**TASK INPUT:**
————
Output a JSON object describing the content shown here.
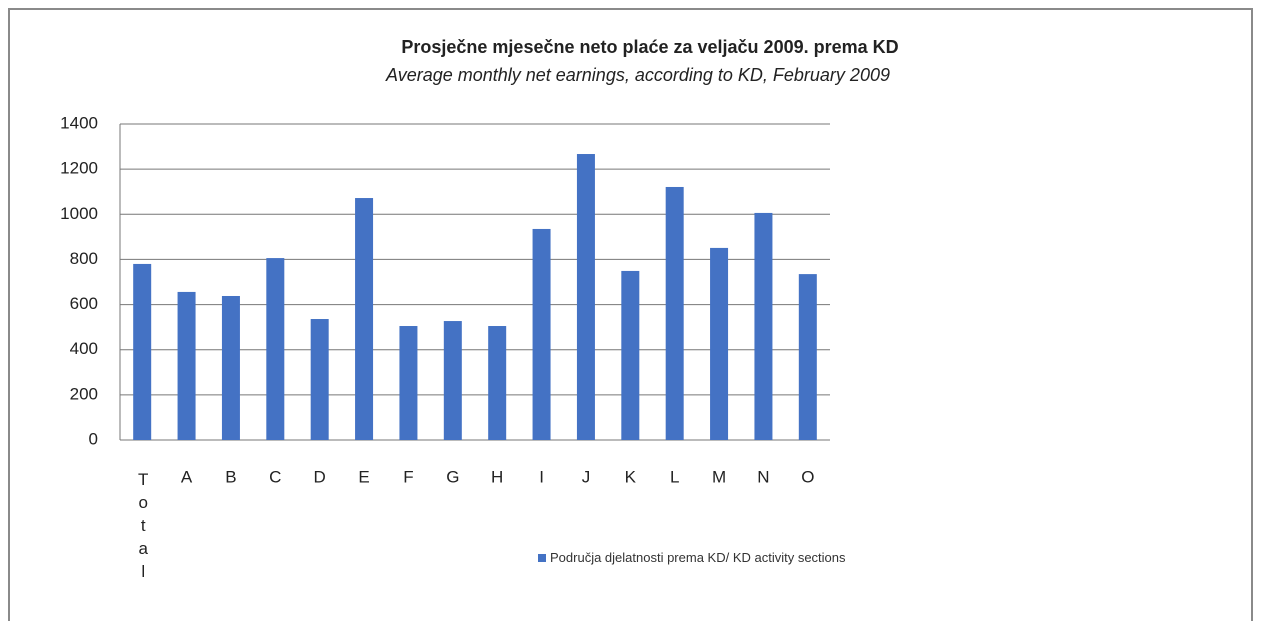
{
  "chart_data": {
    "type": "bar",
    "title": "Prosječne mjesečne neto plaće za veljaču 2009. prema KD",
    "subtitle": "Average monthly net earnings, according to KD, February 2009",
    "categories": [
      "Total",
      "A",
      "B",
      "C",
      "D",
      "E",
      "F",
      "G",
      "H",
      "I",
      "J",
      "K",
      "L",
      "M",
      "N",
      "O"
    ],
    "series": [
      {
        "name": "Područja djelatnosti prema KD/ KD activity sections",
        "color": "#4472c4",
        "values": [
          780,
          656,
          638,
          806,
          536,
          1072,
          505,
          527,
          505,
          935,
          1267,
          749,
          1121,
          851,
          1006,
          735
        ]
      }
    ],
    "ylim": [
      0,
      1400
    ],
    "yticks": [
      0,
      200,
      400,
      600,
      800,
      1000,
      1200,
      1400
    ],
    "grid": true
  }
}
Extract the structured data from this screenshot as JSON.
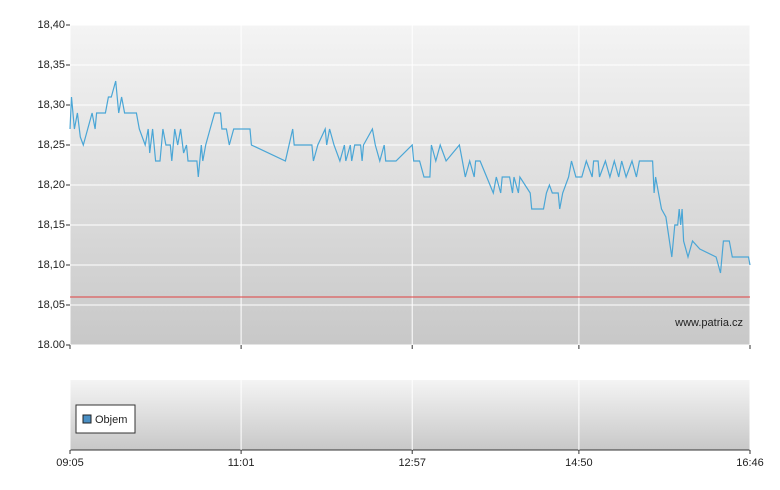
{
  "chart_data": {
    "type": "line",
    "source": "www.patria.cz",
    "x": [
      "09:05",
      "09:06",
      "09:08",
      "09:10",
      "09:12",
      "09:14",
      "09:17",
      "09:20",
      "09:22",
      "09:23",
      "09:29",
      "09:31",
      "09:33",
      "09:36",
      "09:38",
      "09:40",
      "09:42",
      "09:50",
      "09:52",
      "09:56",
      "09:58",
      "09:59",
      "10:01",
      "10:03",
      "10:06",
      "10:08",
      "10:10",
      "10:13",
      "10:14",
      "10:16",
      "10:18",
      "10:20",
      "10:22",
      "10:24",
      "10:25",
      "10:31",
      "10:32",
      "10:34",
      "10:35",
      "10:37",
      "10:40",
      "10:43",
      "10:47",
      "10:48",
      "10:51",
      "10:53",
      "10:56",
      "11:07",
      "11:08",
      "11:31",
      "11:36",
      "11:37",
      "11:49",
      "11:50",
      "11:53",
      "11:58",
      "11:59",
      "12:01",
      "12:04",
      "12:08",
      "12:11",
      "12:12",
      "12:15",
      "12:16",
      "12:18",
      "12:22",
      "12:23",
      "12:24",
      "12:30",
      "12:32",
      "12:35",
      "12:38",
      "12:39",
      "12:46",
      "12:57",
      "12:58",
      "13:02",
      "13:05",
      "13:09",
      "13:10",
      "13:13",
      "13:16",
      "13:20",
      "13:29",
      "13:31",
      "13:33",
      "13:36",
      "13:39",
      "13:40",
      "13:43",
      "13:52",
      "13:54",
      "13:57",
      "13:58",
      "14:03",
      "14:05",
      "14:06",
      "14:09",
      "14:10",
      "14:17",
      "14:18",
      "14:26",
      "14:28",
      "14:30",
      "14:32",
      "14:36",
      "14:37",
      "14:39",
      "14:43",
      "14:45",
      "14:48",
      "14:52",
      "14:55",
      "14:59",
      "15:00",
      "15:03",
      "15:04",
      "15:08",
      "15:11",
      "15:14",
      "15:17",
      "15:19",
      "15:22",
      "15:26",
      "15:29",
      "15:31",
      "15:40",
      "15:41",
      "15:42",
      "15:44",
      "15:46",
      "15:49",
      "15:53",
      "15:55",
      "15:57",
      "15:58",
      "15:59",
      "16:00",
      "16:01",
      "16:04",
      "16:07",
      "16:12",
      "16:23",
      "16:26",
      "16:28",
      "16:32",
      "16:34",
      "16:45",
      "16:46"
    ],
    "values": [
      18.27,
      18.31,
      18.27,
      18.29,
      18.26,
      18.25,
      18.27,
      18.29,
      18.27,
      18.29,
      18.29,
      18.31,
      18.31,
      18.33,
      18.29,
      18.31,
      18.29,
      18.29,
      18.27,
      18.25,
      18.27,
      18.24,
      18.27,
      18.23,
      18.23,
      18.27,
      18.25,
      18.25,
      18.23,
      18.27,
      18.25,
      18.27,
      18.24,
      18.25,
      18.23,
      18.23,
      18.21,
      18.25,
      18.23,
      18.25,
      18.27,
      18.29,
      18.29,
      18.27,
      18.27,
      18.25,
      18.27,
      18.27,
      18.25,
      18.23,
      18.27,
      18.25,
      18.25,
      18.23,
      18.25,
      18.27,
      18.25,
      18.27,
      18.25,
      18.23,
      18.25,
      18.23,
      18.25,
      18.23,
      18.25,
      18.25,
      18.23,
      18.25,
      18.27,
      18.25,
      18.23,
      18.25,
      18.23,
      18.23,
      18.25,
      18.23,
      18.23,
      18.21,
      18.21,
      18.25,
      18.23,
      18.25,
      18.23,
      18.25,
      18.23,
      18.21,
      18.23,
      18.21,
      18.23,
      18.23,
      18.19,
      18.21,
      18.19,
      18.21,
      18.21,
      18.19,
      18.21,
      18.19,
      18.21,
      18.19,
      18.17,
      18.17,
      18.19,
      18.2,
      18.19,
      18.19,
      18.17,
      18.19,
      18.21,
      18.23,
      18.21,
      18.21,
      18.23,
      18.21,
      18.23,
      18.23,
      18.21,
      18.23,
      18.21,
      18.23,
      18.21,
      18.23,
      18.21,
      18.23,
      18.21,
      18.23,
      18.23,
      18.19,
      18.21,
      18.19,
      18.17,
      18.16,
      18.11,
      18.15,
      18.15,
      18.17,
      18.15,
      18.17,
      18.13,
      18.11,
      18.13,
      18.12,
      18.11,
      18.09,
      18.13,
      18.13,
      18.11,
      18.11,
      18.1
    ],
    "color": "#4aa6d6",
    "reference_line": {
      "value": 18.06,
      "color": "#e04040"
    },
    "volume": {
      "name": "Objem",
      "color": "#4a8fc4"
    },
    "xlim": [
      "09:05",
      "16:46"
    ],
    "xticks": [
      "09:05",
      "11:01",
      "12:57",
      "14:50",
      "16:46"
    ],
    "ylim": [
      18.0,
      18.4
    ],
    "yticks": [
      {
        "value": 18.0,
        "label": "18.00"
      },
      {
        "value": 18.05,
        "label": "18,05"
      },
      {
        "value": 18.1,
        "label": "18,10"
      },
      {
        "value": 18.15,
        "label": "18,15"
      },
      {
        "value": 18.2,
        "label": "18,20"
      },
      {
        "value": 18.25,
        "label": "18,25"
      },
      {
        "value": 18.3,
        "label": "18,30"
      },
      {
        "value": 18.35,
        "label": "18,35"
      },
      {
        "value": 18.4,
        "label": "18,40"
      }
    ],
    "grid": true
  }
}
————
**WHAT TO DO:** Count how many lines above contain the word "color". Reply with the number alone.

**REPLY:** 4